> EXERCISE AIM
In the entries below, count every line with the word "more". Return only the count.

> Data records
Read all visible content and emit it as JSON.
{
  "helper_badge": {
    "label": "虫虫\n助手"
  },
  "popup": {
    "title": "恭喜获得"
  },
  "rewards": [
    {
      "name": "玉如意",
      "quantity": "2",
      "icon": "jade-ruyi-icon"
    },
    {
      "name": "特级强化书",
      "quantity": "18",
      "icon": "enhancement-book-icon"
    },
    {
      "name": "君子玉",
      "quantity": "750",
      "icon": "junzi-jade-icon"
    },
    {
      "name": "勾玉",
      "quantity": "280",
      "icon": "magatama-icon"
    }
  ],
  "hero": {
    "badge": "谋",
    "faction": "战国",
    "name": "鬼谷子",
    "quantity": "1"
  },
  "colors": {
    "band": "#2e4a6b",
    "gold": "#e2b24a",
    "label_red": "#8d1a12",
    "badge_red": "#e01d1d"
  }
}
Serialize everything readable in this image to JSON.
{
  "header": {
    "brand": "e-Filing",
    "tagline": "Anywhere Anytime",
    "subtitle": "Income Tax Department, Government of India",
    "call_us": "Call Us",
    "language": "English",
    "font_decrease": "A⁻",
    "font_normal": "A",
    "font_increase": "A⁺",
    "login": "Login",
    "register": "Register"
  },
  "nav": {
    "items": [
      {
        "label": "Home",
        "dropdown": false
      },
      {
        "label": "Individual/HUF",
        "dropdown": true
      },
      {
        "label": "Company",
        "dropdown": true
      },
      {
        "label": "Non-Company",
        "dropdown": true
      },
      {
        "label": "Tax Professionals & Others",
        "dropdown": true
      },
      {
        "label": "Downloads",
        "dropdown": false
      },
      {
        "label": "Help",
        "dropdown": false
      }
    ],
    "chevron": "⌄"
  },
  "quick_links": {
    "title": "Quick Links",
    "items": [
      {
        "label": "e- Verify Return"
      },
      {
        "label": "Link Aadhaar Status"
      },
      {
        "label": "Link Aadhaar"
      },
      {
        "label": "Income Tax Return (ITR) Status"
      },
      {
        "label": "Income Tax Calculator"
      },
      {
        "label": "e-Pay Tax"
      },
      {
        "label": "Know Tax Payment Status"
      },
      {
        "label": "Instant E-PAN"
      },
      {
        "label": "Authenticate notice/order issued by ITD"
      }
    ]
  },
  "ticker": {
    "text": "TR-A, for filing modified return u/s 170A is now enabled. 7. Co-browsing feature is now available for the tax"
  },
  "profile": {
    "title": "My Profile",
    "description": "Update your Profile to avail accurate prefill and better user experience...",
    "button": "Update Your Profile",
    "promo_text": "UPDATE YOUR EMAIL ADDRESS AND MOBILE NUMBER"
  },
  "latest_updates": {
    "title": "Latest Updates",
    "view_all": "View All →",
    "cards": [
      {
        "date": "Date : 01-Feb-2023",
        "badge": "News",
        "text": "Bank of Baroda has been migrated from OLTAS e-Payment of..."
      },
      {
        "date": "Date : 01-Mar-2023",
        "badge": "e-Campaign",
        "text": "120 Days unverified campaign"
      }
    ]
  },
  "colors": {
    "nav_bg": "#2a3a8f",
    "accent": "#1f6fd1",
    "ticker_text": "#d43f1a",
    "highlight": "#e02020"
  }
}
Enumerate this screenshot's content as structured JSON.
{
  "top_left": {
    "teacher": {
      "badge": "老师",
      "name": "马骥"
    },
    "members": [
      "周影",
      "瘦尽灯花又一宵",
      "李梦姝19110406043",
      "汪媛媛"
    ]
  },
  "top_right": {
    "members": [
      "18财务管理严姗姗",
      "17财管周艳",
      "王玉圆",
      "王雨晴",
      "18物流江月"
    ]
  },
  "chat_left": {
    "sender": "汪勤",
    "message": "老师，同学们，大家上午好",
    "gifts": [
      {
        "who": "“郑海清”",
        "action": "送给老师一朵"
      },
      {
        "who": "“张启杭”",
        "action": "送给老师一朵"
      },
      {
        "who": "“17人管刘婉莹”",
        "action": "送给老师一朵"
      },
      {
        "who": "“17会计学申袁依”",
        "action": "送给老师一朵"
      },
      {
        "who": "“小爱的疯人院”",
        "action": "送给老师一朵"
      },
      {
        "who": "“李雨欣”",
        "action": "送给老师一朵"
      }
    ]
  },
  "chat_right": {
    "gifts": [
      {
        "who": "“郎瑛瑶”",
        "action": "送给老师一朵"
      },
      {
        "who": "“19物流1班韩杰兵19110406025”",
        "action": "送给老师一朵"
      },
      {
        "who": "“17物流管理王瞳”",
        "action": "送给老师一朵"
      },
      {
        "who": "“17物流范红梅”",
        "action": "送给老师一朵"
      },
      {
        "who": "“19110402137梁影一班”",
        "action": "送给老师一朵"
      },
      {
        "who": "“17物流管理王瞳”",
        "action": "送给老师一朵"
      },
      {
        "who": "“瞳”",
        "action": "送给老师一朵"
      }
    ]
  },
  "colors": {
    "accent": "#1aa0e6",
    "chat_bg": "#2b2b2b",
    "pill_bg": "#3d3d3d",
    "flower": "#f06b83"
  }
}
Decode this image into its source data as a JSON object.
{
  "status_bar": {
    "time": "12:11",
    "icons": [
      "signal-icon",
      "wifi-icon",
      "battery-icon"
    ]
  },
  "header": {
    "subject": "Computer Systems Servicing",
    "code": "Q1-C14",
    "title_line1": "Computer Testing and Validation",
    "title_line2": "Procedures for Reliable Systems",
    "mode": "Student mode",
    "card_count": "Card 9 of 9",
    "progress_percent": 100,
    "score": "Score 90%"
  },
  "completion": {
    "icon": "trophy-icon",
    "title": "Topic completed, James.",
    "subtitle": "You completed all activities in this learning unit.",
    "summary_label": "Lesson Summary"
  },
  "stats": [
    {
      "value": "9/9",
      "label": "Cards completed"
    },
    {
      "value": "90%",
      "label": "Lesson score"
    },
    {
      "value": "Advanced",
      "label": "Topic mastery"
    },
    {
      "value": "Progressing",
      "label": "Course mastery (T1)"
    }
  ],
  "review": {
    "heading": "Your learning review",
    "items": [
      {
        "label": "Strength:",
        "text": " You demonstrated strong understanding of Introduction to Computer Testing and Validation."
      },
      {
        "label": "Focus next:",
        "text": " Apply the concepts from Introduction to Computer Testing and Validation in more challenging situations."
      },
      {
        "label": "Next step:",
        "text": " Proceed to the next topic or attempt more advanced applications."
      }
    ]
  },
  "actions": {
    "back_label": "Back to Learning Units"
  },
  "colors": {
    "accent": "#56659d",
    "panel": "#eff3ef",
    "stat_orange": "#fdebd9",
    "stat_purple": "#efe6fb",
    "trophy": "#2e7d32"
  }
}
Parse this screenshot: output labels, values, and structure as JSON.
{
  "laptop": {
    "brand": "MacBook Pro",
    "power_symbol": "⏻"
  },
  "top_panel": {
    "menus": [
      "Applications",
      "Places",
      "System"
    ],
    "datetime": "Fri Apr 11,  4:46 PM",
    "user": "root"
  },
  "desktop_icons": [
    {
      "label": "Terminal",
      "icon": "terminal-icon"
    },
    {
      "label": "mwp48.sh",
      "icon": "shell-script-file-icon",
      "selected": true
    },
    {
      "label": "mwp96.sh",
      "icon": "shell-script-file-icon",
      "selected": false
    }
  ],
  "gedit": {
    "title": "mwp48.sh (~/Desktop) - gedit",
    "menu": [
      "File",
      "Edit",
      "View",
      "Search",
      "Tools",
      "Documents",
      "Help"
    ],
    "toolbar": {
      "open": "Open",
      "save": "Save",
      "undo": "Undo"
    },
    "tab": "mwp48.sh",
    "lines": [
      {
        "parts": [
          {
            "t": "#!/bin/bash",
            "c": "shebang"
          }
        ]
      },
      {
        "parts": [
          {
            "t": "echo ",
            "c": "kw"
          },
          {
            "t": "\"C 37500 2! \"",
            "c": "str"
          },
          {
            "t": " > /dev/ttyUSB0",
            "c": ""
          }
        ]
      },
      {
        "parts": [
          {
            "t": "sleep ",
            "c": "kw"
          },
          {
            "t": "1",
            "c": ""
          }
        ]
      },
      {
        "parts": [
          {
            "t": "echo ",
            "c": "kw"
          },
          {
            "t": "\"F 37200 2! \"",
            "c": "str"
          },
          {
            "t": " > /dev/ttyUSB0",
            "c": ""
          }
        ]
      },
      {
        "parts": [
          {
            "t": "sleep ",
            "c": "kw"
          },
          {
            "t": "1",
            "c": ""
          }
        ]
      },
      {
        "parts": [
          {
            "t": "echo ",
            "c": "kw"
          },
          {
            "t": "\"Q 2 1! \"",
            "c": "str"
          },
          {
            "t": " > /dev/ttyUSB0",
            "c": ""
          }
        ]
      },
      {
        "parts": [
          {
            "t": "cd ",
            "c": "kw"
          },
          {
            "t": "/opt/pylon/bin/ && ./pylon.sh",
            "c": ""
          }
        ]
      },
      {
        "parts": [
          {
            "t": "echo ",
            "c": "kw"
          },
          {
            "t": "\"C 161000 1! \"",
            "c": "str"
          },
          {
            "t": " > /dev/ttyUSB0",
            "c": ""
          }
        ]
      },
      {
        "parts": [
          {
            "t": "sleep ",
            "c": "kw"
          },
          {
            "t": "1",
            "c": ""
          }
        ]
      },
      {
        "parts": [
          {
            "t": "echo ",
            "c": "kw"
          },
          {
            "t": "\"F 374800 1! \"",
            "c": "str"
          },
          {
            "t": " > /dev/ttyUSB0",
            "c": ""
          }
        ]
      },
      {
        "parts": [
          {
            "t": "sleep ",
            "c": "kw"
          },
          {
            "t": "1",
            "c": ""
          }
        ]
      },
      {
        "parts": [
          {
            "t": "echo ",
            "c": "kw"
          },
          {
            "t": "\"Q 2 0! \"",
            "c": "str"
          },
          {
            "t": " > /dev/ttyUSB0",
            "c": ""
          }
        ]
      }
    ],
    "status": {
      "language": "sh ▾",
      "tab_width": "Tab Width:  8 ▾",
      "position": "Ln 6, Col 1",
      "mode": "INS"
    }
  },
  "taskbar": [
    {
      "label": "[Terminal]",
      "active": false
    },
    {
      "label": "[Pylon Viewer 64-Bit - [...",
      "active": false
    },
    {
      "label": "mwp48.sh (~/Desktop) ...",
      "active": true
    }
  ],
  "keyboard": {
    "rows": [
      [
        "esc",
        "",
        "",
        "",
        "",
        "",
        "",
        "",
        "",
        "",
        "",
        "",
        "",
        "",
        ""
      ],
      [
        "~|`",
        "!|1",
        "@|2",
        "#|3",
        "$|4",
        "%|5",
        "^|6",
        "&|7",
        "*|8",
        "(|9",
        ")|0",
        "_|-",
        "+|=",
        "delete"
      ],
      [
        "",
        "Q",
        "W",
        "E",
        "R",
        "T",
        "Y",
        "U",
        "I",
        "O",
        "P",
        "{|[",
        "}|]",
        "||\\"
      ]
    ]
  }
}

> EXPECTED ANSWER
2